* [INPUT MATERIAL]:
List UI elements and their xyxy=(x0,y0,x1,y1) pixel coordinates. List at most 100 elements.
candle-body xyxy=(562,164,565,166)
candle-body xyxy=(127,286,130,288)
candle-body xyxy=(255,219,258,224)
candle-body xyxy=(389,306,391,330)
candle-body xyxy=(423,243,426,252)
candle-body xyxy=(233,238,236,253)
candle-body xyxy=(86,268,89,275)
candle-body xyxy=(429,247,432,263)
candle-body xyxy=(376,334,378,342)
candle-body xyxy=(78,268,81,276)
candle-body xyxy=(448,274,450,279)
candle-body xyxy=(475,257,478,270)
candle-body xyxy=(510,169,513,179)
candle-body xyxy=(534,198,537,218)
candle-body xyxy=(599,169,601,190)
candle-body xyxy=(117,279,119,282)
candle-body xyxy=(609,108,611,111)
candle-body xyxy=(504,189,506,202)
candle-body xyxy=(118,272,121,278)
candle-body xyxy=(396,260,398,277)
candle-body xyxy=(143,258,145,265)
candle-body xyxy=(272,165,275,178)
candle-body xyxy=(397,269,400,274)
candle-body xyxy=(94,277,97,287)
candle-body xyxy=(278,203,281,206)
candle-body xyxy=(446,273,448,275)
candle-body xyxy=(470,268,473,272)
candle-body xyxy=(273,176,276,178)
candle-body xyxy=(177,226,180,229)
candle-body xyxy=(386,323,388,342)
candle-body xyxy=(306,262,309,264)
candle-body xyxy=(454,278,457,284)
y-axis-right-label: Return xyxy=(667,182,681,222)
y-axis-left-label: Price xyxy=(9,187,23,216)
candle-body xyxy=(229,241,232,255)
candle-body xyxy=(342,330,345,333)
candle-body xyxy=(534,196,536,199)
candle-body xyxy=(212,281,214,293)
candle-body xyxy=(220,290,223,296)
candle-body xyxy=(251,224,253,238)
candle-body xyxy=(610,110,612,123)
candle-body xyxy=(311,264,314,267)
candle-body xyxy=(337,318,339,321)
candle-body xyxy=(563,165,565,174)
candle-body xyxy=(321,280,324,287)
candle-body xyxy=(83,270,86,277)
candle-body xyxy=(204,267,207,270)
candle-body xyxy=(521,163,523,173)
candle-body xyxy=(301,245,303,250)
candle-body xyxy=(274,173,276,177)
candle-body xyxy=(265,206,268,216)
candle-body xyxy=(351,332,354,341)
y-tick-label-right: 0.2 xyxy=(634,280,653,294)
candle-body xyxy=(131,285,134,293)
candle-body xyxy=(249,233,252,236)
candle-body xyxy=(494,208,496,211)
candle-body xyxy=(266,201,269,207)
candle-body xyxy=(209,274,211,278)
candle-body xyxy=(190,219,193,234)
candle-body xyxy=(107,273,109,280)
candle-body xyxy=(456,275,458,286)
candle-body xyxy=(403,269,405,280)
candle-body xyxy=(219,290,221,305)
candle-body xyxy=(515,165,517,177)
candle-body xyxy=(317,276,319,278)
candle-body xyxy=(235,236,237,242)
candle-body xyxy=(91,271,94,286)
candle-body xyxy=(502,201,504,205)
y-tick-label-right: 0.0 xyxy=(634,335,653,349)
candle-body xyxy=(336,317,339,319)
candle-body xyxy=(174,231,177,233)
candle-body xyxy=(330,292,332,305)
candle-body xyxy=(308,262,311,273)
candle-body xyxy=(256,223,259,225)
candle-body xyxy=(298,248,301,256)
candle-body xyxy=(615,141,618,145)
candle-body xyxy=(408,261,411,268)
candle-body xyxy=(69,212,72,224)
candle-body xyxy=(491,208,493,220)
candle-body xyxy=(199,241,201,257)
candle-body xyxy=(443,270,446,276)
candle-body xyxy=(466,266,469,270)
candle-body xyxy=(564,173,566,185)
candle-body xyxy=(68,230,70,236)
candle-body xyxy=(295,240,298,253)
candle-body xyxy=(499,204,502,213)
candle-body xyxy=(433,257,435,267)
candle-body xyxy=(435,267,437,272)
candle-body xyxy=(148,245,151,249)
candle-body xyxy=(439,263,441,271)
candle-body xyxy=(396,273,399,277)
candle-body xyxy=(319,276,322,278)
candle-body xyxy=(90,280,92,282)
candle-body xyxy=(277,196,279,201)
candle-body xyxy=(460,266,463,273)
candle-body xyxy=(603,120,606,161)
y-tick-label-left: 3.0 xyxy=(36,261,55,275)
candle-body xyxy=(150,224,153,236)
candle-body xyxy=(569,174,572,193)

* [PROBLEM TO WORK ON]:
Transcribe the rows from the start through the line containing "candle-body xyxy=(386,323,388,342)", copying each one without changes.

* [FINAL ANSWER]:
List UI elements and their xyxy=(x0,y0,x1,y1) pixel coordinates. List at most 100 elements.
candle-body xyxy=(562,164,565,166)
candle-body xyxy=(127,286,130,288)
candle-body xyxy=(255,219,258,224)
candle-body xyxy=(389,306,391,330)
candle-body xyxy=(423,243,426,252)
candle-body xyxy=(233,238,236,253)
candle-body xyxy=(86,268,89,275)
candle-body xyxy=(429,247,432,263)
candle-body xyxy=(376,334,378,342)
candle-body xyxy=(78,268,81,276)
candle-body xyxy=(448,274,450,279)
candle-body xyxy=(475,257,478,270)
candle-body xyxy=(510,169,513,179)
candle-body xyxy=(534,198,537,218)
candle-body xyxy=(599,169,601,190)
candle-body xyxy=(117,279,119,282)
candle-body xyxy=(609,108,611,111)
candle-body xyxy=(504,189,506,202)
candle-body xyxy=(118,272,121,278)
candle-body xyxy=(396,260,398,277)
candle-body xyxy=(143,258,145,265)
candle-body xyxy=(272,165,275,178)
candle-body xyxy=(397,269,400,274)
candle-body xyxy=(94,277,97,287)
candle-body xyxy=(278,203,281,206)
candle-body xyxy=(446,273,448,275)
candle-body xyxy=(470,268,473,272)
candle-body xyxy=(273,176,276,178)
candle-body xyxy=(177,226,180,229)
candle-body xyxy=(386,323,388,342)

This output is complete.